_Records from a collection of figures_
□ □ □ □ □ □ □

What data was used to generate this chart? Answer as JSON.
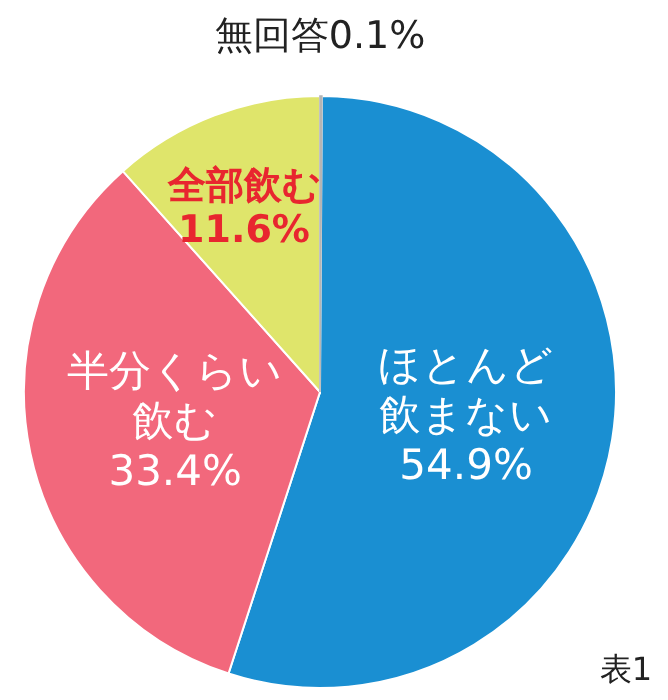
{
  "chart_data": {
    "type": "pie",
    "categories": [
      "無回答",
      "ほとんど飲まない",
      "半分くらい飲む",
      "全部飲む"
    ],
    "values": [
      0.1,
      54.9,
      33.4,
      11.6
    ],
    "colors": [
      "#b5b5b5",
      "#1a8fd2",
      "#f2687c",
      "#dfe56b"
    ],
    "value_labels": [
      "0.1%",
      "54.9%",
      "33.4%",
      "11.6%"
    ],
    "legend": false,
    "annotations": [
      "表1"
    ]
  }
}
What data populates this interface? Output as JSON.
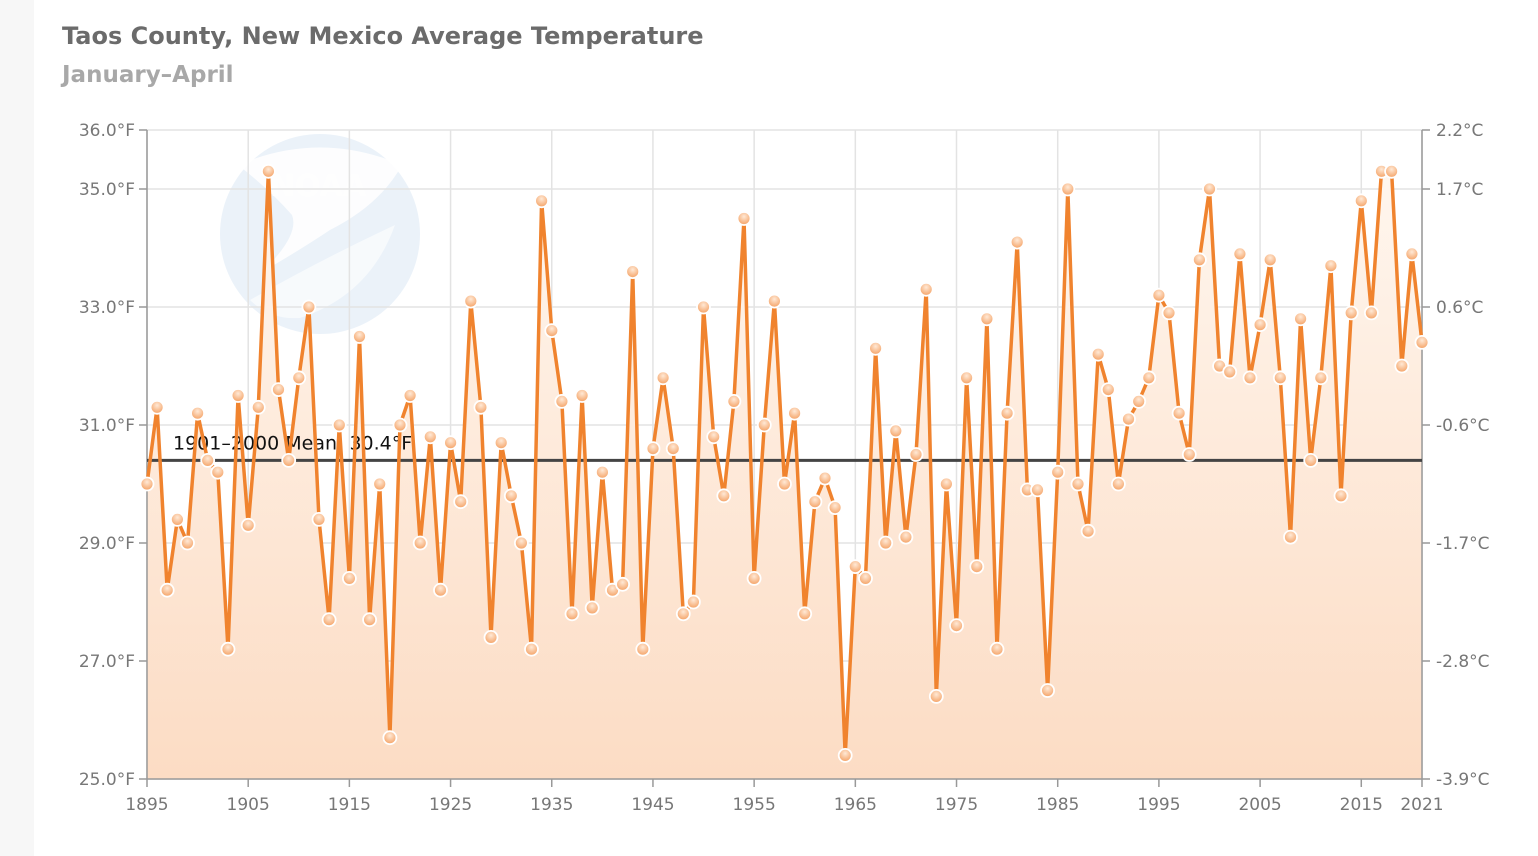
{
  "title": "Taos County, New Mexico Average Temperature",
  "subtitle": "January–April",
  "colors": {
    "line": "#f0832e",
    "mean": "#444444",
    "grid": "#e3e3e3",
    "fill_top": "#fff4ea",
    "fill_bottom": "#fcdcc3"
  },
  "logo_icon": "noaa-logo-icon",
  "chart_data": {
    "type": "line",
    "title": "Taos County, New Mexico Average Temperature",
    "subtitle": "January–April",
    "x": [
      1895,
      1896,
      1897,
      1898,
      1899,
      1900,
      1901,
      1902,
      1903,
      1904,
      1905,
      1906,
      1907,
      1908,
      1909,
      1910,
      1911,
      1912,
      1913,
      1914,
      1915,
      1916,
      1917,
      1918,
      1919,
      1920,
      1921,
      1922,
      1923,
      1924,
      1925,
      1926,
      1927,
      1928,
      1929,
      1930,
      1931,
      1932,
      1933,
      1934,
      1935,
      1936,
      1937,
      1938,
      1939,
      1940,
      1941,
      1942,
      1943,
      1944,
      1945,
      1946,
      1947,
      1948,
      1949,
      1950,
      1951,
      1952,
      1953,
      1954,
      1955,
      1956,
      1957,
      1958,
      1959,
      1960,
      1961,
      1962,
      1963,
      1964,
      1965,
      1966,
      1967,
      1968,
      1969,
      1970,
      1971,
      1972,
      1973,
      1974,
      1975,
      1976,
      1977,
      1978,
      1979,
      1980,
      1981,
      1982,
      1983,
      1984,
      1985,
      1986,
      1987,
      1988,
      1989,
      1990,
      1991,
      1992,
      1993,
      1994,
      1995,
      1996,
      1997,
      1998,
      1999,
      2000,
      2001,
      2002,
      2003,
      2004,
      2005,
      2006,
      2007,
      2008,
      2009,
      2010,
      2011,
      2012,
      2013,
      2014,
      2015,
      2016,
      2017,
      2018,
      2019,
      2020,
      2021
    ],
    "series": [
      {
        "values": [
          30.0,
          31.3,
          28.2,
          29.4,
          29.0,
          31.2,
          30.4,
          30.2,
          27.2,
          31.5,
          29.3,
          31.3,
          35.3,
          31.6,
          30.4,
          31.8,
          33.0,
          29.4,
          27.7,
          31.0,
          28.4,
          32.5,
          27.7,
          30.0,
          25.7,
          31.0,
          31.5,
          29.0,
          30.8,
          28.2,
          30.7,
          29.7,
          33.1,
          31.3,
          27.4,
          30.7,
          29.8,
          29.0,
          27.2,
          34.8,
          32.6,
          31.4,
          27.8,
          31.5,
          27.9,
          30.2,
          28.2,
          28.3,
          33.6,
          27.2,
          30.6,
          31.8,
          30.6,
          27.8,
          28.0,
          33.0,
          30.8,
          29.8,
          31.4,
          34.5,
          28.4,
          31.0,
          33.1,
          30.0,
          31.2,
          27.8,
          29.7,
          30.1,
          29.6,
          25.4,
          28.6,
          28.4,
          32.3,
          29.0,
          30.9,
          29.1,
          30.5,
          33.3,
          26.4,
          30.0,
          27.6,
          31.8,
          28.6,
          32.8,
          27.2,
          31.2,
          34.1,
          29.9,
          29.9,
          26.5,
          30.2,
          35.0,
          30.0,
          29.2,
          32.2,
          31.6,
          30.0,
          31.1,
          31.4,
          31.8,
          33.2,
          32.9,
          31.2,
          30.5,
          33.8,
          35.0,
          32.0,
          31.9,
          33.9,
          31.8,
          32.7,
          33.8,
          31.8,
          29.1,
          32.8,
          30.4,
          31.8,
          33.7,
          29.8,
          32.9,
          34.8,
          32.9,
          35.3,
          35.3,
          32.0,
          33.9,
          32.4
        ]
      }
    ],
    "mean": {
      "value": 30.4,
      "label": "1901–2000 Mean: 30.4°F"
    },
    "xlim": [
      1895,
      2021
    ],
    "ylim": [
      25.0,
      36.0
    ],
    "x_ticks": [
      1895,
      1905,
      1915,
      1925,
      1935,
      1945,
      1955,
      1965,
      1975,
      1985,
      1995,
      2005,
      2015,
      2021
    ],
    "y_ticks_left": [
      {
        "value": 25.0,
        "label": "25.0°F"
      },
      {
        "value": 27.0,
        "label": "27.0°F"
      },
      {
        "value": 29.0,
        "label": "29.0°F"
      },
      {
        "value": 31.0,
        "label": "31.0°F"
      },
      {
        "value": 33.0,
        "label": "33.0°F"
      },
      {
        "value": 35.0,
        "label": "35.0°F"
      },
      {
        "value": 36.0,
        "label": "36.0°F"
      }
    ],
    "y_ticks_right": [
      {
        "value": 25.0,
        "label": "-3.9°C"
      },
      {
        "value": 27.0,
        "label": "-2.8°C"
      },
      {
        "value": 29.0,
        "label": "-1.7°C"
      },
      {
        "value": 31.0,
        "label": "-0.6°C"
      },
      {
        "value": 33.0,
        "label": "0.6°C"
      },
      {
        "value": 35.0,
        "label": "1.7°C"
      },
      {
        "value": 36.0,
        "label": "2.2°C"
      }
    ],
    "grid": true,
    "legend": "none"
  }
}
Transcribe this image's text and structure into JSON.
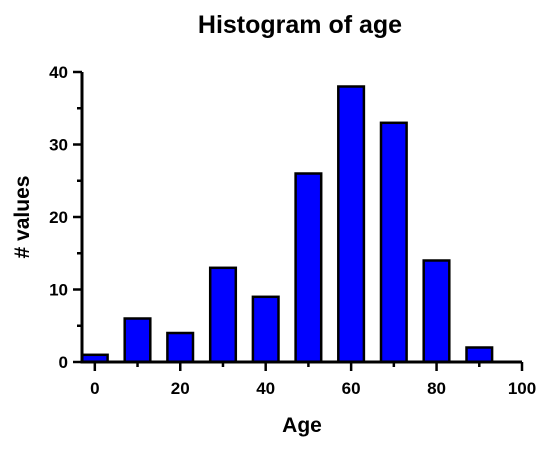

□ □ □ □ □ □ □

_TASK DESCRIPTION_
Output every entry verbatim. Pictures do not belong in the copy.

_ANSWER_
What data was used to generate this chart? Answer as JSON.
{
  "chart_data": {
    "type": "pie",
    "categories": [
      "無回答",
      "ほとんど飲まない",
      "半分くらい飲む",
      "全部飲む"
    ],
    "values": [
      0.1,
      54.9,
      33.4,
      11.6
    ],
    "colors": [
      "#b5b5b5",
      "#1a8fd2",
      "#f2687c",
      "#dfe56b"
    ],
    "value_labels": [
      "0.1%",
      "54.9%",
      "33.4%",
      "11.6%"
    ],
    "legend": false,
    "annotations": [
      "表1"
    ]
  }
}
What data populates this interface? Output as JSON.
{
  "title": "Taos County, New Mexico Average Temperature",
  "subtitle": "January–April",
  "colors": {
    "line": "#f0832e",
    "mean": "#444444",
    "grid": "#e3e3e3",
    "fill_top": "#fff4ea",
    "fill_bottom": "#fcdcc3"
  },
  "logo_icon": "noaa-logo-icon",
  "chart_data": {
    "type": "line",
    "title": "Taos County, New Mexico Average Temperature",
    "subtitle": "January–April",
    "x": [
      1895,
      1896,
      1897,
      1898,
      1899,
      1900,
      1901,
      1902,
      1903,
      1904,
      1905,
      1906,
      1907,
      1908,
      1909,
      1910,
      1911,
      1912,
      1913,
      1914,
      1915,
      1916,
      1917,
      1918,
      1919,
      1920,
      1921,
      1922,
      1923,
      1924,
      1925,
      1926,
      1927,
      1928,
      1929,
      1930,
      1931,
      1932,
      1933,
      1934,
      1935,
      1936,
      1937,
      1938,
      1939,
      1940,
      1941,
      1942,
      1943,
      1944,
      1945,
      1946,
      1947,
      1948,
      1949,
      1950,
      1951,
      1952,
      1953,
      1954,
      1955,
      1956,
      1957,
      1958,
      1959,
      1960,
      1961,
      1962,
      1963,
      1964,
      1965,
      1966,
      1967,
      1968,
      1969,
      1970,
      1971,
      1972,
      1973,
      1974,
      1975,
      1976,
      1977,
      1978,
      1979,
      1980,
      1981,
      1982,
      1983,
      1984,
      1985,
      1986,
      1987,
      1988,
      1989,
      1990,
      1991,
      1992,
      1993,
      1994,
      1995,
      1996,
      1997,
      1998,
      1999,
      2000,
      2001,
      2002,
      2003,
      2004,
      2005,
      2006,
      2007,
      2008,
      2009,
      2010,
      2011,
      2012,
      2013,
      2014,
      2015,
      2016,
      2017,
      2018,
      2019,
      2020,
      2021
    ],
    "series": [
      {
        "values": [
          30.0,
          31.3,
          28.2,
          29.4,
          29.0,
          31.2,
          30.4,
          30.2,
          27.2,
          31.5,
          29.3,
          31.3,
          35.3,
          31.6,
          30.4,
          31.8,
          33.0,
          29.4,
          27.7,
          31.0,
          28.4,
          32.5,
          27.7,
          30.0,
          25.7,
          31.0,
          31.5,
          29.0,
          30.8,
          28.2,
          30.7,
          29.7,
          33.1,
          31.3,
          27.4,
          30.7,
          29.8,
          29.0,
          27.2,
          34.8,
          32.6,
          31.4,
          27.8,
          31.5,
          27.9,
          30.2,
          28.2,
          28.3,
          33.6,
          27.2,
          30.6,
          31.8,
          30.6,
          27.8,
          28.0,
          33.0,
          30.8,
          29.8,
          31.4,
          34.5,
          28.4,
          31.0,
          33.1,
          30.0,
          31.2,
          27.8,
          29.7,
          30.1,
          29.6,
          25.4,
          28.6,
          28.4,
          32.3,
          29.0,
          30.9,
          29.1,
          30.5,
          33.3,
          26.4,
          30.0,
          27.6,
          31.8,
          28.6,
          32.8,
          27.2,
          31.2,
          34.1,
          29.9,
          29.9,
          26.5,
          30.2,
          35.0,
          30.0,
          29.2,
          32.2,
          31.6,
          30.0,
          31.1,
          31.4,
          31.8,
          33.2,
          32.9,
          31.2,
          30.5,
          33.8,
          35.0,
          32.0,
          31.9,
          33.9,
          31.8,
          32.7,
          33.8,
          31.8,
          29.1,
          32.8,
          30.4,
          31.8,
          33.7,
          29.8,
          32.9,
          34.8,
          32.9,
          35.3,
          35.3,
          32.0,
          33.9,
          32.4
        ]
      }
    ],
    "mean": {
      "value": 30.4,
      "label": "1901–2000 Mean: 30.4°F"
    },
    "xlim": [
      1895,
      2021
    ],
    "ylim": [
      25.0,
      36.0
    ],
    "x_ticks": [
      1895,
      1905,
      1915,
      1925,
      1935,
      1945,
      1955,
      1965,
      1975,
      1985,
      1995,
      2005,
      2015,
      2021
    ],
    "y_ticks_left": [
      {
        "value": 25.0,
        "label": "25.0°F"
      },
      {
        "value": 27.0,
        "label": "27.0°F"
      },
      {
        "value": 29.0,
        "label": "29.0°F"
      },
      {
        "value": 31.0,
        "label": "31.0°F"
      },
      {
        "value": 33.0,
        "label": "33.0°F"
      },
      {
        "value": 35.0,
        "label": "35.0°F"
      },
      {
        "value": 36.0,
        "label": "36.0°F"
      }
    ],
    "y_ticks_right": [
      {
        "value": 25.0,
        "label": "-3.9°C"
      },
      {
        "value": 27.0,
        "label": "-2.8°C"
      },
      {
        "value": 29.0,
        "label": "-1.7°C"
      },
      {
        "value": 31.0,
        "label": "-0.6°C"
      },
      {
        "value": 33.0,
        "label": "0.6°C"
      },
      {
        "value": 35.0,
        "label": "1.7°C"
      },
      {
        "value": 36.0,
        "label": "2.2°C"
      }
    ],
    "grid": true,
    "legend": "none"
  }
}
Transcribe this image's text and structure into JSON.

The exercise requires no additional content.